- _Brief_:
Identify each line below that contains the word "Call", and copy it out.

Saved data entries
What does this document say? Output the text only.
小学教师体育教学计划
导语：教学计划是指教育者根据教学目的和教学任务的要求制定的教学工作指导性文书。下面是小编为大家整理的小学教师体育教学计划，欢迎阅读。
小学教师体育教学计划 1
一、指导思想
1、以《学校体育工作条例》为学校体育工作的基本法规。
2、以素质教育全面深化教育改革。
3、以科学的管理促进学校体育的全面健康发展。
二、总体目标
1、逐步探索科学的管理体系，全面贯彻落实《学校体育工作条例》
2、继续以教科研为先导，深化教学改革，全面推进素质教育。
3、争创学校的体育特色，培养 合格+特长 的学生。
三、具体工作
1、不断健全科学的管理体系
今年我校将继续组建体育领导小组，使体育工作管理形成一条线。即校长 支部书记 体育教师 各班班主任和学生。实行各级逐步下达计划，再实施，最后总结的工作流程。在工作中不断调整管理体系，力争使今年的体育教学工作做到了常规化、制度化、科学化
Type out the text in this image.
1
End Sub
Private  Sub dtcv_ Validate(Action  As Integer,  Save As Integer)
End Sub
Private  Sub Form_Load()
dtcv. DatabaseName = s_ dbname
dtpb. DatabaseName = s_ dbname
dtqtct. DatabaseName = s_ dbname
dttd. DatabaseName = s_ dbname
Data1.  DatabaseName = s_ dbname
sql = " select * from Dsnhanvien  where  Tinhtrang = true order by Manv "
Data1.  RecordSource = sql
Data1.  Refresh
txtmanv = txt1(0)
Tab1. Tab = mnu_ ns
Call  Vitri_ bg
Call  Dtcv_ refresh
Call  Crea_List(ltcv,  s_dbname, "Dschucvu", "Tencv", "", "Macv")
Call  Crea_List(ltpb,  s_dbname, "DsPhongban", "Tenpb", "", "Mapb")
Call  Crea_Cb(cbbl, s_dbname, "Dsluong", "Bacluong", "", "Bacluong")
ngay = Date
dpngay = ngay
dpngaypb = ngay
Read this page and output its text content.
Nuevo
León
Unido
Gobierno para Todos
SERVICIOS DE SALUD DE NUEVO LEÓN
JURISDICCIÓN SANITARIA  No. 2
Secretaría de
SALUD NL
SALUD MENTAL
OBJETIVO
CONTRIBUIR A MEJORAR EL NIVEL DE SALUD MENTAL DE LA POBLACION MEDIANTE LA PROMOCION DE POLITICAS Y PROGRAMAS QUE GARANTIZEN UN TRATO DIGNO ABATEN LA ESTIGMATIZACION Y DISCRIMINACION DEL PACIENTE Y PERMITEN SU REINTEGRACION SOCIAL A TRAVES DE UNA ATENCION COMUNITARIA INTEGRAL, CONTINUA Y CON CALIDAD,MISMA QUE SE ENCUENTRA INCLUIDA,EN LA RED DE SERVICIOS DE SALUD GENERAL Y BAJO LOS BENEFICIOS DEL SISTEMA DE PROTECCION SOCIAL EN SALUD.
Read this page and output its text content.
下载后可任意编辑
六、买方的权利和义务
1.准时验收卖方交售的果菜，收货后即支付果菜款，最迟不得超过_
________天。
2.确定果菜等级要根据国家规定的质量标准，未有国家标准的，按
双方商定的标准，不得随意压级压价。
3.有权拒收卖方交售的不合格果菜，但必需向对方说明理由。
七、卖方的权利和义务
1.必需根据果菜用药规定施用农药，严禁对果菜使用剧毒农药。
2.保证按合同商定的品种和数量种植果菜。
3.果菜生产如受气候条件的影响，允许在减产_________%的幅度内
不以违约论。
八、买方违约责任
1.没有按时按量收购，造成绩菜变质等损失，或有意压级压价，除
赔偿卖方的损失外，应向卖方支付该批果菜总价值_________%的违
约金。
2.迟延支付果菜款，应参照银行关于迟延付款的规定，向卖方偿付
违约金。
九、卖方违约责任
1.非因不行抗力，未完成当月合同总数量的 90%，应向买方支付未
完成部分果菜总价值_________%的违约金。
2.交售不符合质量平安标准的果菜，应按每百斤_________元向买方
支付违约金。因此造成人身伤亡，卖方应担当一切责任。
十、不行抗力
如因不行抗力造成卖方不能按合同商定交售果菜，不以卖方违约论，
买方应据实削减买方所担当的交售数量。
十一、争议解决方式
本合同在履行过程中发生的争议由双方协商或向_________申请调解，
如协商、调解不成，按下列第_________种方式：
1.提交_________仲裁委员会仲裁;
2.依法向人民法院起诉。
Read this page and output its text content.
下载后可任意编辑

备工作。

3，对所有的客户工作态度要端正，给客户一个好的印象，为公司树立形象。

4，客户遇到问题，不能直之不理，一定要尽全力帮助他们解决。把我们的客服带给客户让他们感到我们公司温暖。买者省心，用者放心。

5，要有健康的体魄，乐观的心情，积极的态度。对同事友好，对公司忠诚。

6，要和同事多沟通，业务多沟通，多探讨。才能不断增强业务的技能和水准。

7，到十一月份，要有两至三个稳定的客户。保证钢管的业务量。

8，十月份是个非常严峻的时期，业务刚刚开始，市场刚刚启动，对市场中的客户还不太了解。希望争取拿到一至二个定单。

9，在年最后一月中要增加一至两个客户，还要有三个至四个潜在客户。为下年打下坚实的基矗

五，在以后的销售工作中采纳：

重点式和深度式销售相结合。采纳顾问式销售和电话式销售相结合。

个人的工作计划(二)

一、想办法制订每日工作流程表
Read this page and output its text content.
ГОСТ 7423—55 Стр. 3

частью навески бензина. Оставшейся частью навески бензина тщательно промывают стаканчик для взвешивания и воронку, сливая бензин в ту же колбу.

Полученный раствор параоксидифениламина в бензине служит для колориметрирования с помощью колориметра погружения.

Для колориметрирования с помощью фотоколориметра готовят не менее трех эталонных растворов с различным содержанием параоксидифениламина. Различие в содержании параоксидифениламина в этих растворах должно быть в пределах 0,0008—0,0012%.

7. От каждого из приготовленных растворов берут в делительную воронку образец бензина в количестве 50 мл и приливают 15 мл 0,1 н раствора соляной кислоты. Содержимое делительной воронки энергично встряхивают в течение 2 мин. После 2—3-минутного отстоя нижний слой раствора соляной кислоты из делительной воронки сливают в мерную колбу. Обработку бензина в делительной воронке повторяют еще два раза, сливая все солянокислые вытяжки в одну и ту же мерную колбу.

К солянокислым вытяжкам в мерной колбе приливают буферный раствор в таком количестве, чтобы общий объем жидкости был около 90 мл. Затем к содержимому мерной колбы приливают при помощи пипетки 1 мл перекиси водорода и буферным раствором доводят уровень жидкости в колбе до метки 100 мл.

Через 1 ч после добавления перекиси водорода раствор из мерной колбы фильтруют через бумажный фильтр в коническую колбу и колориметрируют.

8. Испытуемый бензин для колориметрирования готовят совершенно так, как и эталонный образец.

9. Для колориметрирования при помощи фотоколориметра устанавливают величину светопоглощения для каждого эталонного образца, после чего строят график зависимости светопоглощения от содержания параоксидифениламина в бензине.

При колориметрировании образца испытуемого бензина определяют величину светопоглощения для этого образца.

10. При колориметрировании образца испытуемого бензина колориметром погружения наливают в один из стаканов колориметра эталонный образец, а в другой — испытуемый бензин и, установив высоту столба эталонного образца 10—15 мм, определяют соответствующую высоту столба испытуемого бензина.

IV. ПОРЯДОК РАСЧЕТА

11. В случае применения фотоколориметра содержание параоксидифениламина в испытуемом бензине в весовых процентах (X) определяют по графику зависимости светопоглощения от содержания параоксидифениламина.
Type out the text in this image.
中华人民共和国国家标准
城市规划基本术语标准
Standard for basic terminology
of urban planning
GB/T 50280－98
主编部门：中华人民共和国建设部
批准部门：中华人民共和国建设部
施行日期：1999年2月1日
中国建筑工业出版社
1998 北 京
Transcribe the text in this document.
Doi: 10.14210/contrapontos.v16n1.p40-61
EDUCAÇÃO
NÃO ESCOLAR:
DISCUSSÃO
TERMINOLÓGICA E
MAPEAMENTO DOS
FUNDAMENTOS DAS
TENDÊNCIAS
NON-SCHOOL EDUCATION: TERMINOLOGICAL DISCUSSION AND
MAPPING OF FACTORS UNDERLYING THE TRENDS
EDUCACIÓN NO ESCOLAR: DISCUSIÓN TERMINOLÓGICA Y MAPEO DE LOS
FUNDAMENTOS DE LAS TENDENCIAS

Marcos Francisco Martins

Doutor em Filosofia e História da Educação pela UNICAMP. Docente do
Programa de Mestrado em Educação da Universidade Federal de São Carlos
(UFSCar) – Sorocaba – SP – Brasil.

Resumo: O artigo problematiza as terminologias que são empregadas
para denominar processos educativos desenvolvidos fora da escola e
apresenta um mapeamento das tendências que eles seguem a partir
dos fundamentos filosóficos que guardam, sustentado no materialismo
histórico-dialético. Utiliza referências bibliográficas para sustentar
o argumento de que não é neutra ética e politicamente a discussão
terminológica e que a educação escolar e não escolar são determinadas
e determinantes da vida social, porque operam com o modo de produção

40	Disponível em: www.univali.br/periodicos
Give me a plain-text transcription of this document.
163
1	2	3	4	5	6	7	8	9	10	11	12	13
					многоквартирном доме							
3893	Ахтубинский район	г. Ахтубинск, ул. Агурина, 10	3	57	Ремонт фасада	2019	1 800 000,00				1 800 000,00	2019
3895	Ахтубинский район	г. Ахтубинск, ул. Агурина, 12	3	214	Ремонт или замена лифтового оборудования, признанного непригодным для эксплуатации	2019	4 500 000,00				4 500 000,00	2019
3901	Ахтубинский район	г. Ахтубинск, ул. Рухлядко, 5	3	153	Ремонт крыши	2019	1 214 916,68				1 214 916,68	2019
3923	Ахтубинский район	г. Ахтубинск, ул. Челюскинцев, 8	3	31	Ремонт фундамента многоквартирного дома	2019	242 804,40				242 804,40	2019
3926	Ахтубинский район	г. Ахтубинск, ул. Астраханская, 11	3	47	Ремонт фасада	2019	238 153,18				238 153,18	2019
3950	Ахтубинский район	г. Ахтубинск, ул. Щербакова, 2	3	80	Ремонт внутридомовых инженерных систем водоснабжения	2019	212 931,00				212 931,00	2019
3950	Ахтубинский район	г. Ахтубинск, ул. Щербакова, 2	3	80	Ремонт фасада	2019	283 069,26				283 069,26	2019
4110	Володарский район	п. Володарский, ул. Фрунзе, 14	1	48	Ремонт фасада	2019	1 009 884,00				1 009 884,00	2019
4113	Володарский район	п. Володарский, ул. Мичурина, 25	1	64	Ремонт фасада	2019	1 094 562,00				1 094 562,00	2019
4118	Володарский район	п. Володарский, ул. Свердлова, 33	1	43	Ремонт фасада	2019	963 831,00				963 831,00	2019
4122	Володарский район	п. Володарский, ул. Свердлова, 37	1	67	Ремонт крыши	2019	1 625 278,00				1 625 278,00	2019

- _Response below_:
Call  Vitri_ bg
Call  Dtcv_ refresh
Call  Crea_List(ltcv,  s_dbname, "Dschucvu", "Tencv", "", "Macv")
Call  Crea_List(ltpb,  s_dbname, "DsPhongban", "Tenpb", "", "Mapb")
Call  Crea_Cb(cbbl, s_dbname, "Dsluong", "Bacluong", "", "Bacluong")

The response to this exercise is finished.